* [What this task involves] The entries below should be output exactly as written.

=-=-=-=-=

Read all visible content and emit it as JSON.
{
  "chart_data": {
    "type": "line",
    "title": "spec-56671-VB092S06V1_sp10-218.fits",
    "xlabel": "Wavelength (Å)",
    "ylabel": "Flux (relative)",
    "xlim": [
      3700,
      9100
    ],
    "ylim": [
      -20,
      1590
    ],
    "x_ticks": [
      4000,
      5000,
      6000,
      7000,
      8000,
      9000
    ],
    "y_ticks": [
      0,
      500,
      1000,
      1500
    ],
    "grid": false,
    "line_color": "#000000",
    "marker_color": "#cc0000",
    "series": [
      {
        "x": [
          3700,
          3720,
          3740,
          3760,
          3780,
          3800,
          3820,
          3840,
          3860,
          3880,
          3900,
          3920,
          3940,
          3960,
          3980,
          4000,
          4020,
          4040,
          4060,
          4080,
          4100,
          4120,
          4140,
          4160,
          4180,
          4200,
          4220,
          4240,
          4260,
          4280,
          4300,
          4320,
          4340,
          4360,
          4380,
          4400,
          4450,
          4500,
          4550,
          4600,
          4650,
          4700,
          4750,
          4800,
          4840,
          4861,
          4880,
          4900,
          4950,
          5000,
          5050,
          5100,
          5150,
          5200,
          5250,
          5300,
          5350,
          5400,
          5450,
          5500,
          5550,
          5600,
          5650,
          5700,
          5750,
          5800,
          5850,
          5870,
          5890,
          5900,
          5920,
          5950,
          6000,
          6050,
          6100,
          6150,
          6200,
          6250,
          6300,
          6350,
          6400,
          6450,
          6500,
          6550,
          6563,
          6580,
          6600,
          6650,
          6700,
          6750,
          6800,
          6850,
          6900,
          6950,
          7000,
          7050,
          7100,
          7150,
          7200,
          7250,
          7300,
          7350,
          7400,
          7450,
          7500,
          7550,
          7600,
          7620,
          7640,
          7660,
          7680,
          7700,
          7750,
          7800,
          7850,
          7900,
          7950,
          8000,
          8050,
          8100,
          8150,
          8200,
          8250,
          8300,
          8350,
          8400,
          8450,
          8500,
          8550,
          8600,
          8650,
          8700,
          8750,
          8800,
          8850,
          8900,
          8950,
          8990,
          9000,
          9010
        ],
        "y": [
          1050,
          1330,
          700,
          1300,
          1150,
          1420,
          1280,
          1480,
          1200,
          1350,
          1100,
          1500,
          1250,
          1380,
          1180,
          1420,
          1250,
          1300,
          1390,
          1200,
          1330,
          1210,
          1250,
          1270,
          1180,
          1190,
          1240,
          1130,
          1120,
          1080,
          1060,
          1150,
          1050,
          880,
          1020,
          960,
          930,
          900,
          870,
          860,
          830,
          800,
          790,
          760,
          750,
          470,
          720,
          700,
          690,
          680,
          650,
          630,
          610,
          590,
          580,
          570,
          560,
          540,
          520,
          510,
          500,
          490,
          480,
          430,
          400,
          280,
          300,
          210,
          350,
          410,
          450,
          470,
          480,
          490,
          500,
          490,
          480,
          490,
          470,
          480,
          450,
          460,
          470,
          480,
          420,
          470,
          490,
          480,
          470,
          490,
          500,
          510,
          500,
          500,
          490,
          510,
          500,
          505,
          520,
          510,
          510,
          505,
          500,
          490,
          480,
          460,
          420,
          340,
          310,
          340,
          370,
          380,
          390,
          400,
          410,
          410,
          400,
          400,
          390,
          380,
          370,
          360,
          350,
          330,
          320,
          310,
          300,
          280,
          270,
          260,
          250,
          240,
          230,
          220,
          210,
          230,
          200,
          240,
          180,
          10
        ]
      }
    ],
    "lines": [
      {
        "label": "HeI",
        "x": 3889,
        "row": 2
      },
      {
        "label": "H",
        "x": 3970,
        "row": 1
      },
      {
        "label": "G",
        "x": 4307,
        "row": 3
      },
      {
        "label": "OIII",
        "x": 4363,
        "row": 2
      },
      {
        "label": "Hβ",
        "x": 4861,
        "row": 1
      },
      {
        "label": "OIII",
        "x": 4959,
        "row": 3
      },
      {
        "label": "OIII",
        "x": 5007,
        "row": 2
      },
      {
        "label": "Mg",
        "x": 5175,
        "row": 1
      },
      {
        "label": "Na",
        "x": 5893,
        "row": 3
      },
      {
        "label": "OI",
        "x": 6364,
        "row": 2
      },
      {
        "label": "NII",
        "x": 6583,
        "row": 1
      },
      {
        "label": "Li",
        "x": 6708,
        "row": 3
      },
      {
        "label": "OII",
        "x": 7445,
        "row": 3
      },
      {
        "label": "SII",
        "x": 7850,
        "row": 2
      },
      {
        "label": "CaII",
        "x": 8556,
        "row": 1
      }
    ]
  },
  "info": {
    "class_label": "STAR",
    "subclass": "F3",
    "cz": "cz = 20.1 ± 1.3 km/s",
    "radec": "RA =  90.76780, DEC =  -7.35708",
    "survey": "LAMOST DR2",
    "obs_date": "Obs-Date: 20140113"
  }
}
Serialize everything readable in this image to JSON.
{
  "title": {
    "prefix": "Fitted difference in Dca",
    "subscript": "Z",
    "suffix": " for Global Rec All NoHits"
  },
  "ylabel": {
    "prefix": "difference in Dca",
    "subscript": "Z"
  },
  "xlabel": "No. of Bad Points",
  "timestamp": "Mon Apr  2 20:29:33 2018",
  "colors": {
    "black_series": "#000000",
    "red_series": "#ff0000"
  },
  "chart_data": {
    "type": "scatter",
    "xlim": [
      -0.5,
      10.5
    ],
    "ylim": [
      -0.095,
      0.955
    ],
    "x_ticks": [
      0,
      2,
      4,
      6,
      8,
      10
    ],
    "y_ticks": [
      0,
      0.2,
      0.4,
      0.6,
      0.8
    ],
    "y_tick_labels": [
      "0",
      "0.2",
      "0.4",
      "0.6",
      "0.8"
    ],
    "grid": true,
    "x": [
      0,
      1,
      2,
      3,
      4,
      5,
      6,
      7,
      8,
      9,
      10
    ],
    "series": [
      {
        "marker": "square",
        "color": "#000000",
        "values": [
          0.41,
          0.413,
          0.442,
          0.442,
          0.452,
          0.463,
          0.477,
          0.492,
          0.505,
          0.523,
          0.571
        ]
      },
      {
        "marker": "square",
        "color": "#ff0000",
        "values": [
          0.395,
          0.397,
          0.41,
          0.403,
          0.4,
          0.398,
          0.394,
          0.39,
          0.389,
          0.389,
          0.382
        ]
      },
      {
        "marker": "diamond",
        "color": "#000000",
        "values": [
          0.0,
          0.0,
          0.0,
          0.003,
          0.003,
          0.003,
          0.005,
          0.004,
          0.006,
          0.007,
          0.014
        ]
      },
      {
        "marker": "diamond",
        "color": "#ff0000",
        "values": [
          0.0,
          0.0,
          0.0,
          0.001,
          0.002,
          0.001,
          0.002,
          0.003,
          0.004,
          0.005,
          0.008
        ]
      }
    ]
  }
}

=-=-=-=-=

* [Worked answer]
Read all visible content and emit it as JSON.
{
  "chart_data": {
    "type": "line",
    "title": "spec-56671-VB092S06V1_sp10-218.fits",
    "xlabel": "Wavelength (Å)",
    "ylabel": "Flux (relative)",
    "xlim": [
      3700,
      9100
    ],
    "ylim": [
      -20,
      1590
    ],
    "x_ticks": [
      4000,
      5000,
      6000,
      7000,
      8000,
      9000
    ],
    "y_ticks": [
      0,
      500,
      1000,
      1500
    ],
    "grid": false,
    "line_color": "#000000",
    "marker_color": "#cc0000",
    "series": [
      {
        "x": [
          3700,
          3720,
          3740,
          3760,
          3780,
          3800,
          3820,
          3840,
          3860,
          3880,
          3900,
          3920,
          3940,
          3960,
          3980,
          4000,
          4020,
          4040,
          4060,
          4080,
          4100,
          4120,
          4140,
          4160,
          4180,
          4200,
          4220,
          4240,
          4260,
          4280,
          4300,
          4320,
          4340,
          4360,
          4380,
          4400,
          4450,
          4500,
          4550,
          4600,
          4650,
          4700,
          4750,
          4800,
          4840,
          4861,
          4880,
          4900,
          4950,
          5000,
          5050,
          5100,
          5150,
          5200,
          5250,
          5300,
          5350,
          5400,
          5450,
          5500,
          5550,
          5600,
          5650,
          5700,
          5750,
          5800,
          5850,
          5870,
          5890,
          5900,
          5920,
          5950,
          6000,
          6050,
          6100,
          6150,
          6200,
          6250,
          6300,
          6350,
          6400,
          6450,
          6500,
          6550,
          6563,
          6580,
          6600,
          6650,
          6700,
          6750,
          6800,
          6850,
          6900,
          6950,
          7000,
          7050,
          7100,
          7150,
          7200,
          7250,
          7300,
          7350,
          7400,
          7450,
          7500,
          7550,
          7600,
          7620,
          7640,
          7660,
          7680,
          7700,
          7750,
          7800,
          7850,
          7900,
          7950,
          8000,
          8050,
          8100,
          8150,
          8200,
          8250,
          8300,
          8350,
          8400,
          8450,
          8500,
          8550,
          8600,
          8650,
          8700,
          8750,
          8800,
          8850,
          8900,
          8950,
          8990,
          9000,
          9010
        ],
        "y": [
          1050,
          1330,
          700,
          1300,
          1150,
          1420,
          1280,
          1480,
          1200,
          1350,
          1100,
          1500,
          1250,
          1380,
          1180,
          1420,
          1250,
          1300,
          1390,
          1200,
          1330,
          1210,
          1250,
          1270,
          1180,
          1190,
          1240,
          1130,
          1120,
          1080,
          1060,
          1150,
          1050,
          880,
          1020,
          960,
          930,
          900,
          870,
          860,
          830,
          800,
          790,
          760,
          750,
          470,
          720,
          700,
          690,
          680,
          650,
          630,
          610,
          590,
          580,
          570,
          560,
          540,
          520,
          510,
          500,
          490,
          480,
          430,
          400,
          280,
          300,
          210,
          350,
          410,
          450,
          470,
          480,
          490,
          500,
          490,
          480,
          490,
          470,
          480,
          450,
          460,
          470,
          480,
          420,
          470,
          490,
          480,
          470,
          490,
          500,
          510,
          500,
          500,
          490,
          510,
          500,
          505,
          520,
          510,
          510,
          505,
          500,
          490,
          480,
          460,
          420,
          340,
          310,
          340,
          370,
          380,
          390,
          400,
          410,
          410,
          400,
          400,
          390,
          380,
          370,
          360,
          350,
          330,
          320,
          310,
          300,
          280,
          270,
          260,
          250,
          240,
          230,
          220,
          210,
          230,
          200,
          240,
          180,
          10
        ]
      }
    ],
    "lines": [
      {
        "label": "HeI",
        "x": 3889,
        "row": 2
      },
      {
        "label": "H",
        "x": 3970,
        "row": 1
      },
      {
        "label": "G",
        "x": 4307,
        "row": 3
      },
      {
        "label": "OIII",
        "x": 4363,
        "row": 2
      },
      {
        "label": "Hβ",
        "x": 4861,
        "row": 1
      },
      {
        "label": "OIII",
        "x": 4959,
        "row": 3
      },
      {
        "label": "OIII",
        "x": 5007,
        "row": 2
      },
      {
        "label": "Mg",
        "x": 5175,
        "row": 1
      },
      {
        "label": "Na",
        "x": 5893,
        "row": 3
      },
      {
        "label": "OI",
        "x": 6364,
        "row": 2
      },
      {
        "label": "NII",
        "x": 6583,
        "row": 1
      },
      {
        "label": "Li",
        "x": 6708,
        "row": 3
      },
      {
        "label": "OII",
        "x": 7445,
        "row": 3
      },
      {
        "label": "SII",
        "x": 7850,
        "row": 2
      },
      {
        "label": "CaII",
        "x": 8556,
        "row": 1
      }
    ]
  },
  "info": {
    "class_label": "STAR",
    "subclass": "F3",
    "cz": "cz = 20.1 ± 1.3 km/s",
    "radec": "RA =  90.76780, DEC =  -7.35708",
    "survey": "LAMOST DR2",
    "obs_date": "Obs-Date: 20140113"
  }
}
Serialize everything readable in this image to JSON.
{
  "title": {
    "prefix": "Fitted difference in Dca",
    "subscript": "Z",
    "suffix": " for Global Rec All NoHits"
  },
  "ylabel": {
    "prefix": "difference in Dca",
    "subscript": "Z"
  },
  "xlabel": "No. of Bad Points",
  "timestamp": "Mon Apr  2 20:29:33 2018",
  "colors": {
    "black_series": "#000000",
    "red_series": "#ff0000"
  },
  "chart_data": {
    "type": "scatter",
    "xlim": [
      -0.5,
      10.5
    ],
    "ylim": [
      -0.095,
      0.955
    ],
    "x_ticks": [
      0,
      2,
      4,
      6,
      8,
      10
    ],
    "y_ticks": [
      0,
      0.2,
      0.4,
      0.6,
      0.8
    ],
    "y_tick_labels": [
      "0",
      "0.2",
      "0.4",
      "0.6",
      "0.8"
    ],
    "grid": true,
    "x": [
      0,
      1,
      2,
      3,
      4,
      5,
      6,
      7,
      8,
      9,
      10
    ],
    "series": [
      {
        "marker": "square",
        "color": "#000000",
        "values": [
          0.41,
          0.413,
          0.442,
          0.442,
          0.452,
          0.463,
          0.477,
          0.492,
          0.505,
          0.523,
          0.571
        ]
      },
      {
        "marker": "square",
        "color": "#ff0000",
        "values": [
          0.395,
          0.397,
          0.41,
          0.403,
          0.4,
          0.398,
          0.394,
          0.39,
          0.389,
          0.389,
          0.382
        ]
      },
      {
        "marker": "diamond",
        "color": "#000000",
        "values": [
          0.0,
          0.0,
          0.0,
          0.003,
          0.003,
          0.003,
          0.005,
          0.004,
          0.006,
          0.007,
          0.014
        ]
      },
      {
        "marker": "diamond",
        "color": "#ff0000",
        "values": [
          0.0,
          0.0,
          0.0,
          0.001,
          0.002,
          0.001,
          0.002,
          0.003,
          0.004,
          0.005,
          0.008
        ]
      }
    ]
  }
}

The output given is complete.